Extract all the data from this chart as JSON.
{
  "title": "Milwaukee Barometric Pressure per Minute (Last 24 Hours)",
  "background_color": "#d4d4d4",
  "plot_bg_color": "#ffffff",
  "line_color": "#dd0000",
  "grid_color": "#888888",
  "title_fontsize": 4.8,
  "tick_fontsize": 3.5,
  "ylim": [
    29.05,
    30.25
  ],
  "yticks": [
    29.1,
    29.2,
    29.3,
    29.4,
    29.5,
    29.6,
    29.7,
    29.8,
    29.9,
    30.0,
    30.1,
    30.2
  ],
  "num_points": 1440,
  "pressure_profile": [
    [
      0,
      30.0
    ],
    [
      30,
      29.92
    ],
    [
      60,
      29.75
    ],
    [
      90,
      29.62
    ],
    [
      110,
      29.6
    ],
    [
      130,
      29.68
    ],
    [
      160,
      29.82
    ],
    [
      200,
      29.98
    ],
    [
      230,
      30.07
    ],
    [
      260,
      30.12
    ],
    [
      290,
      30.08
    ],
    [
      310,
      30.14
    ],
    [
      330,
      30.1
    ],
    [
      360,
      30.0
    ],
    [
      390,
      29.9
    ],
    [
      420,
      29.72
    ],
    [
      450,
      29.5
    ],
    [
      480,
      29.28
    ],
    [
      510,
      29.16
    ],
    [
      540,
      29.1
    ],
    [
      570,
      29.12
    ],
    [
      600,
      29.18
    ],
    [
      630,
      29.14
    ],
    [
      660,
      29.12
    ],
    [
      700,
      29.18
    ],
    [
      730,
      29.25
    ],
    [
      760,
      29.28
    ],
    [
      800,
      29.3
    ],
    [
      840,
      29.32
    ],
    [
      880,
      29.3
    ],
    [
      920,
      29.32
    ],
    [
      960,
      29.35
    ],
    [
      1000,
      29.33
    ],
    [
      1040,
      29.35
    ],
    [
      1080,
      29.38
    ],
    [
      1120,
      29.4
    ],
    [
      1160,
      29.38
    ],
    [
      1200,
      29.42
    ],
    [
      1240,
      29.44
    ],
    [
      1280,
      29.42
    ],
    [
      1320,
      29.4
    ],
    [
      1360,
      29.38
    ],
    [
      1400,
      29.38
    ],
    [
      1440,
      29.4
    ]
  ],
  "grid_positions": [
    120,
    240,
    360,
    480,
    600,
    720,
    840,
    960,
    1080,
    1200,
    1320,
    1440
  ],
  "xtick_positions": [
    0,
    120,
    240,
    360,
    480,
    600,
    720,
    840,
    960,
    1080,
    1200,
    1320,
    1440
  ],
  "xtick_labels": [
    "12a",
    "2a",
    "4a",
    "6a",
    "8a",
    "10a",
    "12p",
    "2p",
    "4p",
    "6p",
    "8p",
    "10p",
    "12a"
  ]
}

※

Retype the material in full. Each word must match.

* Complete output *
Extract all the data from this chart as JSON.
{
  "title": "Milwaukee Barometric Pressure per Minute (Last 24 Hours)",
  "background_color": "#d4d4d4",
  "plot_bg_color": "#ffffff",
  "line_color": "#dd0000",
  "grid_color": "#888888",
  "title_fontsize": 4.8,
  "tick_fontsize": 3.5,
  "ylim": [
    29.05,
    30.25
  ],
  "yticks": [
    29.1,
    29.2,
    29.3,
    29.4,
    29.5,
    29.6,
    29.7,
    29.8,
    29.9,
    30.0,
    30.1,
    30.2
  ],
  "num_points": 1440,
  "pressure_profile": [
    [
      0,
      30.0
    ],
    [
      30,
      29.92
    ],
    [
      60,
      29.75
    ],
    [
      90,
      29.62
    ],
    [
      110,
      29.6
    ],
    [
      130,
      29.68
    ],
    [
      160,
      29.82
    ],
    [
      200,
      29.98
    ],
    [
      230,
      30.07
    ],
    [
      260,
      30.12
    ],
    [
      290,
      30.08
    ],
    [
      310,
      30.14
    ],
    [
      330,
      30.1
    ],
    [
      360,
      30.0
    ],
    [
      390,
      29.9
    ],
    [
      420,
      29.72
    ],
    [
      450,
      29.5
    ],
    [
      480,
      29.28
    ],
    [
      510,
      29.16
    ],
    [
      540,
      29.1
    ],
    [
      570,
      29.12
    ],
    [
      600,
      29.18
    ],
    [
      630,
      29.14
    ],
    [
      660,
      29.12
    ],
    [
      700,
      29.18
    ],
    [
      730,
      29.25
    ],
    [
      760,
      29.28
    ],
    [
      800,
      29.3
    ],
    [
      840,
      29.32
    ],
    [
      880,
      29.3
    ],
    [
      920,
      29.32
    ],
    [
      960,
      29.35
    ],
    [
      1000,
      29.33
    ],
    [
      1040,
      29.35
    ],
    [
      1080,
      29.38
    ],
    [
      1120,
      29.4
    ],
    [
      1160,
      29.38
    ],
    [
      1200,
      29.42
    ],
    [
      1240,
      29.44
    ],
    [
      1280,
      29.42
    ],
    [
      1320,
      29.4
    ],
    [
      1360,
      29.38
    ],
    [
      1400,
      29.38
    ],
    [
      1440,
      29.4
    ]
  ],
  "grid_positions": [
    120,
    240,
    360,
    480,
    600,
    720,
    840,
    960,
    1080,
    1200,
    1320,
    1440
  ],
  "xtick_positions": [
    0,
    120,
    240,
    360,
    480,
    600,
    720,
    840,
    960,
    1080,
    1200,
    1320,
    1440
  ],
  "xtick_labels": [
    "12a",
    "2a",
    "4a",
    "6a",
    "8a",
    "10a",
    "12p",
    "2p",
    "4p",
    "6p",
    "8p",
    "10p",
    "12a"
  ]
}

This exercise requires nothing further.